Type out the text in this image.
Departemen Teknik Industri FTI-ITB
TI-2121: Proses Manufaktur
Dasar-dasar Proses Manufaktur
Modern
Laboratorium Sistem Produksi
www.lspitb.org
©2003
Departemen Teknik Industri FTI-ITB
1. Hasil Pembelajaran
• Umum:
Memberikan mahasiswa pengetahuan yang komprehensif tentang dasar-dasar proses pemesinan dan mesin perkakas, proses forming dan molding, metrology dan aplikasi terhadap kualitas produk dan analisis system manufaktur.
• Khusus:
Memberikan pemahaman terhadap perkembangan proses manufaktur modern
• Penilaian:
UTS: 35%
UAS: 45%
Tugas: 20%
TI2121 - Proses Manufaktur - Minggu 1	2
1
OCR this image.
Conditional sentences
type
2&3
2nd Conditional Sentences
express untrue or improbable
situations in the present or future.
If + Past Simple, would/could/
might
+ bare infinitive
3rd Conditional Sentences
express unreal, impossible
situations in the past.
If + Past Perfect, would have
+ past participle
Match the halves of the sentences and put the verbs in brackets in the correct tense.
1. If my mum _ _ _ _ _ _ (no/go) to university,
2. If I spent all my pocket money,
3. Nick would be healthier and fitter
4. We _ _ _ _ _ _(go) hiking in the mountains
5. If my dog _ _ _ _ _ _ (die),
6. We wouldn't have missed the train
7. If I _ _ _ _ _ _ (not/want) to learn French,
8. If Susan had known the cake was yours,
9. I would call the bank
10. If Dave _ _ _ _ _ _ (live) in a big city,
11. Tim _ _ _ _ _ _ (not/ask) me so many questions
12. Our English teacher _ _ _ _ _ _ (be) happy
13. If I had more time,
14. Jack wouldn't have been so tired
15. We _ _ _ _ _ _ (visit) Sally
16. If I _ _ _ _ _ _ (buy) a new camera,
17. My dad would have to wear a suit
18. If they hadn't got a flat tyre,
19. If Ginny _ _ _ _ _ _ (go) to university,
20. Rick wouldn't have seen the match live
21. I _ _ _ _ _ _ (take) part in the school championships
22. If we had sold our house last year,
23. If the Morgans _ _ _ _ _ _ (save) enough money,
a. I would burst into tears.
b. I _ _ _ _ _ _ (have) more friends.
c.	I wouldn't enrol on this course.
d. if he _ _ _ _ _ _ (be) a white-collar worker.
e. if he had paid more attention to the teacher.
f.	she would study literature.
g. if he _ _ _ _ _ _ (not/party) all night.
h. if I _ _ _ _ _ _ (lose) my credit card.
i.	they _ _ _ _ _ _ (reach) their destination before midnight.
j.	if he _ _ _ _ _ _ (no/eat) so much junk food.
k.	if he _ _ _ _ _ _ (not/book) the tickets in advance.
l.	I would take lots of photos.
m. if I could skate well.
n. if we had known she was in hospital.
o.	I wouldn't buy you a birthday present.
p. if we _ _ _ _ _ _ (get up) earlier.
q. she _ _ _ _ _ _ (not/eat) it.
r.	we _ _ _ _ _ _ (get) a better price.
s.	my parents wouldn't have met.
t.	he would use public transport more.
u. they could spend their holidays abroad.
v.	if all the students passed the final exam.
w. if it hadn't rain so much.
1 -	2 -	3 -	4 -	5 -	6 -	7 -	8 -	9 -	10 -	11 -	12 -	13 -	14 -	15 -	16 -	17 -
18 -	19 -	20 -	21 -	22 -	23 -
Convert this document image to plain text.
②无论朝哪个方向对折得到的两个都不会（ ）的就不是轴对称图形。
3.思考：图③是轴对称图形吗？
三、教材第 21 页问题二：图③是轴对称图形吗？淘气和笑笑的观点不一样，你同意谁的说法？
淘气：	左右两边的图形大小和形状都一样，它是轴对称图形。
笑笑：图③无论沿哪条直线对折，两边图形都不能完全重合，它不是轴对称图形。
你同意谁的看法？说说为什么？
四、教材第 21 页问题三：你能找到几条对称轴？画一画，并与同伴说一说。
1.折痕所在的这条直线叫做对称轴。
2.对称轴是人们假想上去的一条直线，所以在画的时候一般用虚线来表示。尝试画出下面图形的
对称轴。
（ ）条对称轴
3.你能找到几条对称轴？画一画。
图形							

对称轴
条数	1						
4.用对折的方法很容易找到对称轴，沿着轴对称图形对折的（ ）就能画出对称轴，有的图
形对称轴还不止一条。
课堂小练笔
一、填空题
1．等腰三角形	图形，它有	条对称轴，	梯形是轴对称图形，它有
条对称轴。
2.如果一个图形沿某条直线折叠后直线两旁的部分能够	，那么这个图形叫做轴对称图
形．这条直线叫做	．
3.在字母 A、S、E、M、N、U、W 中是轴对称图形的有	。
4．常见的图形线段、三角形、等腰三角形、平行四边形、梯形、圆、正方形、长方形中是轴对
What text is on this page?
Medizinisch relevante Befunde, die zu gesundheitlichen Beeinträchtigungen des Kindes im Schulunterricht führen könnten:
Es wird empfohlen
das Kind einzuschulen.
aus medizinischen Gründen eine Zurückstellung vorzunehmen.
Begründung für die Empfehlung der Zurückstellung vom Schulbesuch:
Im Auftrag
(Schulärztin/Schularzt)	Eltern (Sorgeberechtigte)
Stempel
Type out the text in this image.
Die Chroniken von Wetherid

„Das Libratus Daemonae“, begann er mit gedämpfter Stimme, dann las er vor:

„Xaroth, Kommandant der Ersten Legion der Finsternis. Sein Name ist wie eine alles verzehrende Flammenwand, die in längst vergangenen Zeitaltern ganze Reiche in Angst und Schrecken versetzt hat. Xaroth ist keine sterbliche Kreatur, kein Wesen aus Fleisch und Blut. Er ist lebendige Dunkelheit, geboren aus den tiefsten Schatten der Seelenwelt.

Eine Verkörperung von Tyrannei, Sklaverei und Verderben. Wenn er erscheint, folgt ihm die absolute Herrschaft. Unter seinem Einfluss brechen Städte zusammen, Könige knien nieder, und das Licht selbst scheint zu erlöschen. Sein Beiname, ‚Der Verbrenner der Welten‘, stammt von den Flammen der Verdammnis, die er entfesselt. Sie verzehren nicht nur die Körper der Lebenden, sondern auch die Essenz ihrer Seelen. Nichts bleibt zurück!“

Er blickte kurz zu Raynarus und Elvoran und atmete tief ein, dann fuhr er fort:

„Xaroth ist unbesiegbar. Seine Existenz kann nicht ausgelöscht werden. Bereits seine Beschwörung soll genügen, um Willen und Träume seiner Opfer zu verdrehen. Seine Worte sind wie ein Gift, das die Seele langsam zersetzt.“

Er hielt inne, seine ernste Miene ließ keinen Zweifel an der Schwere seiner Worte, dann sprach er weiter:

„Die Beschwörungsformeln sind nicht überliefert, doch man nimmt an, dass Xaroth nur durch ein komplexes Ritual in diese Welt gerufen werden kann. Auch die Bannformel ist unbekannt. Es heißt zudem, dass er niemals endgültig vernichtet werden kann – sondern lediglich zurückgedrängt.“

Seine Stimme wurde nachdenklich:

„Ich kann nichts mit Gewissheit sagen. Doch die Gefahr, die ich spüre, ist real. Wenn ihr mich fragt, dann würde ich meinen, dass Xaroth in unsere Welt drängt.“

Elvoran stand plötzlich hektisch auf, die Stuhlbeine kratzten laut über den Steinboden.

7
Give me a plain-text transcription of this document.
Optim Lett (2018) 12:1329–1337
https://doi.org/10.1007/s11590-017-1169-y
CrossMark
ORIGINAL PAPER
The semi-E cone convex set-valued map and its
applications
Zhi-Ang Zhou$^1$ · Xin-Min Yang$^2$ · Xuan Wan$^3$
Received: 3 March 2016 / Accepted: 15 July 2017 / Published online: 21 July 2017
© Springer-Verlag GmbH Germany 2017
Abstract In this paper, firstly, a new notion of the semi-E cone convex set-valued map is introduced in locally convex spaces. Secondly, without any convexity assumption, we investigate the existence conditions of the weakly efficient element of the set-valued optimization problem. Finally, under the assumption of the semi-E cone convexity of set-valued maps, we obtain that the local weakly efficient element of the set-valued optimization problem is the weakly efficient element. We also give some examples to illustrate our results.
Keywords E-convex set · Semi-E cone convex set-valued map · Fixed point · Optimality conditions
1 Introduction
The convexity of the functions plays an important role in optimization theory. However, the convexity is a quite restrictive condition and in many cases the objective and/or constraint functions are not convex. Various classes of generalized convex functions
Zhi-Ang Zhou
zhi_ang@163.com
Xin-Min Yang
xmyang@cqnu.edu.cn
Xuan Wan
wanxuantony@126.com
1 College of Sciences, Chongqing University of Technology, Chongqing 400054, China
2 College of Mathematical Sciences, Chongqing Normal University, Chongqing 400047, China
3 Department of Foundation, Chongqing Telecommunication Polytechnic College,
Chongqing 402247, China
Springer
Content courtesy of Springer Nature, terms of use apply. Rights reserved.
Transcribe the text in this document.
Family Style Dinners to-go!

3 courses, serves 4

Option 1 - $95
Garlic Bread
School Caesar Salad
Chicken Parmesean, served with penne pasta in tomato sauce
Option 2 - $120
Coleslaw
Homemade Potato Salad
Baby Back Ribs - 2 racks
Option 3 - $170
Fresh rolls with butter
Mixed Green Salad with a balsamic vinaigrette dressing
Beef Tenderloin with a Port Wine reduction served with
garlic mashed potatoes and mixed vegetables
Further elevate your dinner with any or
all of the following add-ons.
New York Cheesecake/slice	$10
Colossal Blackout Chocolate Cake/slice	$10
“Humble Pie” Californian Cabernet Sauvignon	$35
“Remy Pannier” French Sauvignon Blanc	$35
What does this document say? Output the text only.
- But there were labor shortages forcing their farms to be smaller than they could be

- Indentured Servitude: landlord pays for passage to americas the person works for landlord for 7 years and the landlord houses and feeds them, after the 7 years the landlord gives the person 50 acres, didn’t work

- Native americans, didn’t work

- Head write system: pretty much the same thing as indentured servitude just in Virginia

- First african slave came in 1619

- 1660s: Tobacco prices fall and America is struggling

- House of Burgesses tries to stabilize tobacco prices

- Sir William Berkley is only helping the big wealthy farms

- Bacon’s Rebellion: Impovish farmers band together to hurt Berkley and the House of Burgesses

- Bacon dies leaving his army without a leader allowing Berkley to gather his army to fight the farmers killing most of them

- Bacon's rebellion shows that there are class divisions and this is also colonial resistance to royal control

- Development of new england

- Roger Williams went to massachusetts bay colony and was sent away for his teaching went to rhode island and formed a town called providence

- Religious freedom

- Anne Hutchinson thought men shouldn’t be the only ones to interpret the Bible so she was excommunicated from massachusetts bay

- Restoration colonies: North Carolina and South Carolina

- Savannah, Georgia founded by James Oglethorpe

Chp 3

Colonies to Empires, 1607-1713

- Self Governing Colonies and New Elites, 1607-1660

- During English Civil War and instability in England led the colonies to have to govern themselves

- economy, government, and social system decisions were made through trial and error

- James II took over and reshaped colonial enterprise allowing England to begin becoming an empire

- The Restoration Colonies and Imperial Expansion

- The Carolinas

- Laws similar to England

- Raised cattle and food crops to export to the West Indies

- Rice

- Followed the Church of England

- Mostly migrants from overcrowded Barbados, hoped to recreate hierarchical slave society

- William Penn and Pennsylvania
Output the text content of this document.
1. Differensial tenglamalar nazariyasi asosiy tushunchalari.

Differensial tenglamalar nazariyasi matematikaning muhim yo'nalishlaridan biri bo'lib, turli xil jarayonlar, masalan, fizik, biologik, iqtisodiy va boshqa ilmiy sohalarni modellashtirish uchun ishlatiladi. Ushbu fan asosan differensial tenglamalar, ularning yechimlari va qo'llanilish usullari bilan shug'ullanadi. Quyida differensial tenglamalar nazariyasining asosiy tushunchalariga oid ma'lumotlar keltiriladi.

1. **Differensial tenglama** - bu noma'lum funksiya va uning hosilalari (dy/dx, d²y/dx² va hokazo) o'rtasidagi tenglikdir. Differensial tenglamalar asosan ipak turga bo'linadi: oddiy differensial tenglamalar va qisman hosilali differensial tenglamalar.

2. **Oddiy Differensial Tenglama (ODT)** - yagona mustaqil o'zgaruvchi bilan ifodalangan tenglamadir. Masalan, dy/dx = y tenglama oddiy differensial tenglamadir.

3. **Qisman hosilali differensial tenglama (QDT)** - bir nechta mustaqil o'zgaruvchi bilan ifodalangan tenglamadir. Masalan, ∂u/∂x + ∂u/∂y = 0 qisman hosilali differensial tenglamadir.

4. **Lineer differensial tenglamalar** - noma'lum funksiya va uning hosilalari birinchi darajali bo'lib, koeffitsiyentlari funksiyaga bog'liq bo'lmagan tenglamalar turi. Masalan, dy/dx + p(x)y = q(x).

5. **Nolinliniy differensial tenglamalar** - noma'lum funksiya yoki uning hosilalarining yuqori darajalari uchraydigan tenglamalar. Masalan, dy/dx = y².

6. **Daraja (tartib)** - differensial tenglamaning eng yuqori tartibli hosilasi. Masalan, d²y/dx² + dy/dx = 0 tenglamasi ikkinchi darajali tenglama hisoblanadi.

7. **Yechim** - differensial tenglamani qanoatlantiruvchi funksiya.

WHAT IS NEEDED: Return each line of the data that contains the string "你能找到几条对称轴".

EXERCISE RESPONSE:
四、教材第 21 页问题三：你能找到几条对称轴？画一画，并与同伴说一说。
3.你能找到几条对称轴？画一画。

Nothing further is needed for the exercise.